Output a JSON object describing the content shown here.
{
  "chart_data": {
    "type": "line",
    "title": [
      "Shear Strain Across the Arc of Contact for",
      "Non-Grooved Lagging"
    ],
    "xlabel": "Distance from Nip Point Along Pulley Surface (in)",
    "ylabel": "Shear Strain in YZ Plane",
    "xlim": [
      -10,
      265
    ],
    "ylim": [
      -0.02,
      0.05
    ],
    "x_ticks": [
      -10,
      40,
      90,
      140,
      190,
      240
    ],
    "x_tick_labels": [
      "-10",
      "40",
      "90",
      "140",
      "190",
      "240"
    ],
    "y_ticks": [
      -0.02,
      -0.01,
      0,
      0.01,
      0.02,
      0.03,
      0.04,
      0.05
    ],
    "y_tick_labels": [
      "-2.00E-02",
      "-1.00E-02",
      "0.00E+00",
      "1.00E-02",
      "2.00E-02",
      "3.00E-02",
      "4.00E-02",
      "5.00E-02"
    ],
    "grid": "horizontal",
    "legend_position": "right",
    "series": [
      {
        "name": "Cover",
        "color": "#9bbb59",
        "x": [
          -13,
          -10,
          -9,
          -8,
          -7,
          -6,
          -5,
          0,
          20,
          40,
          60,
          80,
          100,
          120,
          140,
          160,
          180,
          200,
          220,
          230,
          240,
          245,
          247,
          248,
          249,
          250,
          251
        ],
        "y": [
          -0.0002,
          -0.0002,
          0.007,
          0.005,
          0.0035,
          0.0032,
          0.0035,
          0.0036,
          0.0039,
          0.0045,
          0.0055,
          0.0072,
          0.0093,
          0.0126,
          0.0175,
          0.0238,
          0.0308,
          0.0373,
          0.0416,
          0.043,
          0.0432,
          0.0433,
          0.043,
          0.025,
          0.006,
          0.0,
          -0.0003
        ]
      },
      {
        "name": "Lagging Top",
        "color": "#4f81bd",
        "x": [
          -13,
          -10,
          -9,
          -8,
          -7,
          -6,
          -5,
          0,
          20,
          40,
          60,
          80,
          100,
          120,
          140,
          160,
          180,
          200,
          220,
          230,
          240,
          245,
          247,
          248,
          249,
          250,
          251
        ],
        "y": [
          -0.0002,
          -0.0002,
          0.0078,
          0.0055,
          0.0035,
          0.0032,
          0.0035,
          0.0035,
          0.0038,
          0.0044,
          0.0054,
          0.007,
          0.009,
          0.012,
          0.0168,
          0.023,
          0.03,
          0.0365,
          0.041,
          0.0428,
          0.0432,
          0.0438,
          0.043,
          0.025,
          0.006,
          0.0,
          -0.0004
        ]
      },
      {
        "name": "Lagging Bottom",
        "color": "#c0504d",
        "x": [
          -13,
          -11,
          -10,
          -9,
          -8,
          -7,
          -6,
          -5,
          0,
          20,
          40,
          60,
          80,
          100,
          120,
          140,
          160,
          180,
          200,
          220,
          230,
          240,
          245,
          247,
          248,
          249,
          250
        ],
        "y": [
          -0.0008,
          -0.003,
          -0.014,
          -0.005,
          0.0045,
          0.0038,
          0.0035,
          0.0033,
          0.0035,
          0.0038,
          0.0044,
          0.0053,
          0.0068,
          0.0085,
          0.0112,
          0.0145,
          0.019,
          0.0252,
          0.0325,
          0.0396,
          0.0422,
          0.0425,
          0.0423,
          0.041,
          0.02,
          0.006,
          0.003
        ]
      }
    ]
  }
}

THE EXERCISE: Every line in the data that holds "Shear" should be copied out.

WRITTEN REPLY:
      "Shear Strain Across the Arc of Contact for",
    "ylabel": "Shear Strain in YZ Plane",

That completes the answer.